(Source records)
>>>>
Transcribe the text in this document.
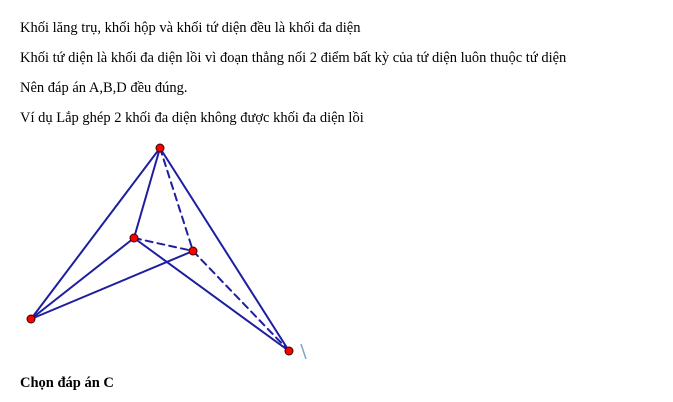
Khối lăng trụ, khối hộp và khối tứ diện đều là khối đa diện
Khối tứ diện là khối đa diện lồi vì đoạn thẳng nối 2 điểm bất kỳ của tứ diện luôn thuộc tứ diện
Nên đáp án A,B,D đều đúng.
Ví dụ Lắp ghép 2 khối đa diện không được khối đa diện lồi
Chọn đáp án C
<<<<
>>>>
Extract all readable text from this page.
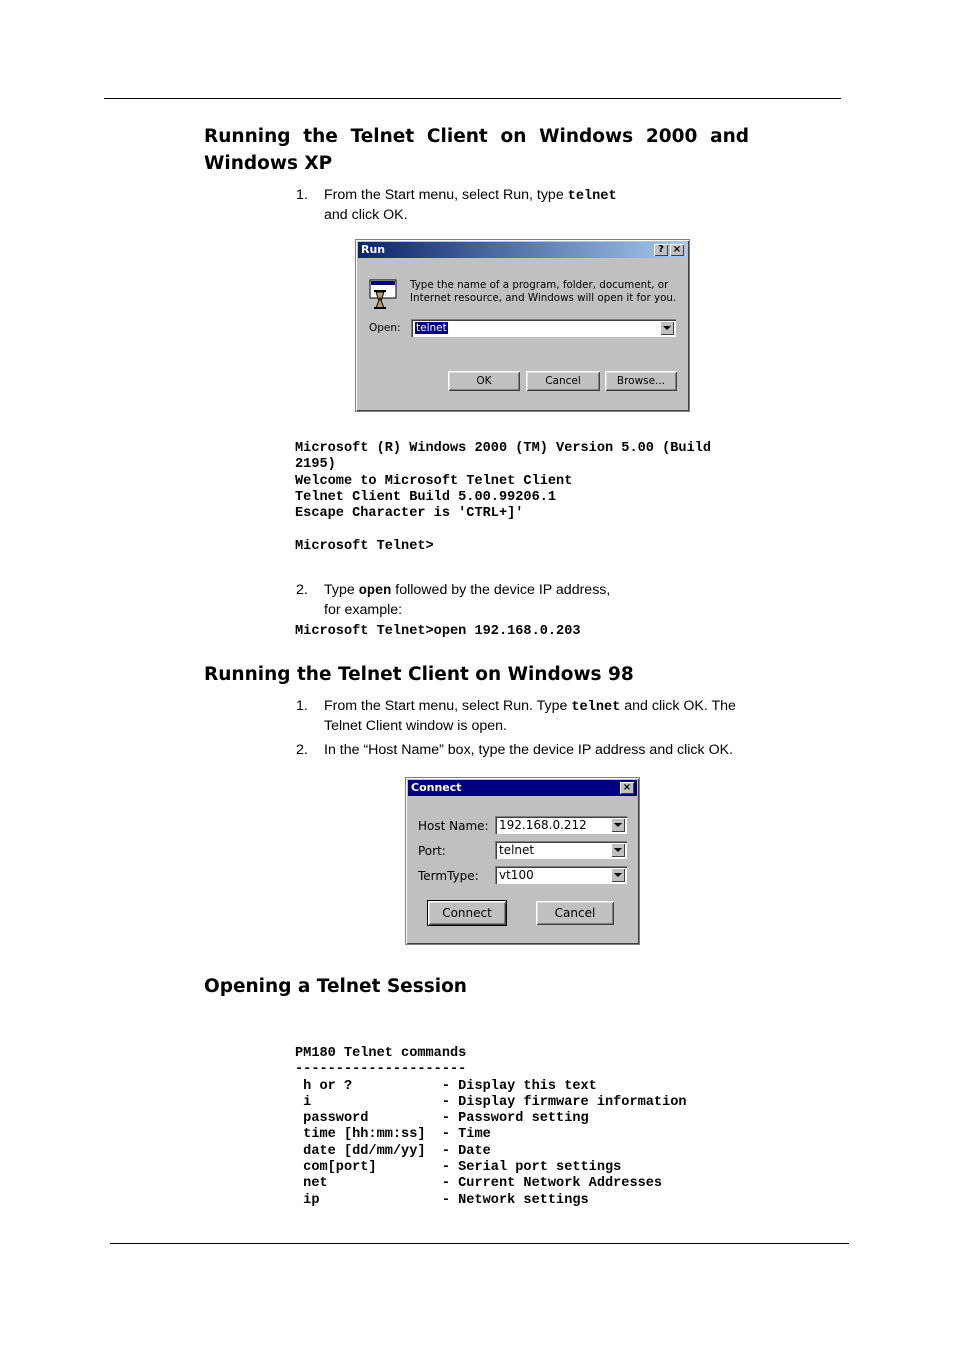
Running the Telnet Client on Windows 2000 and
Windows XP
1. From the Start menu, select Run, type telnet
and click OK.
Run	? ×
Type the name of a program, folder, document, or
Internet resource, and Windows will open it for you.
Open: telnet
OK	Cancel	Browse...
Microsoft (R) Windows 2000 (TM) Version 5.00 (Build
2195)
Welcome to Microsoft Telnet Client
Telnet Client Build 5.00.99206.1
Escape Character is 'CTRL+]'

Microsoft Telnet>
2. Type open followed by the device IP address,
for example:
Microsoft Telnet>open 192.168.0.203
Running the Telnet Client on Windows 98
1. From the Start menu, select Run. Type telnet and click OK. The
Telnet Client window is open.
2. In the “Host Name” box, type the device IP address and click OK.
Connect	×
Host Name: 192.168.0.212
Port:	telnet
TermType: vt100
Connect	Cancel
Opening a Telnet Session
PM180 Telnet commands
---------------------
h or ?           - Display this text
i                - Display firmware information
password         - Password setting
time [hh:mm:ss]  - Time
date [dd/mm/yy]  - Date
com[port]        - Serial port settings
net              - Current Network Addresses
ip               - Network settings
<<<<
> [Your task]:
All lines above containing the string "Running" are to be collected.

> [Solution for this problem]:
Running the Telnet Client on Windows 2000 and
Running the Telnet Client on Windows 98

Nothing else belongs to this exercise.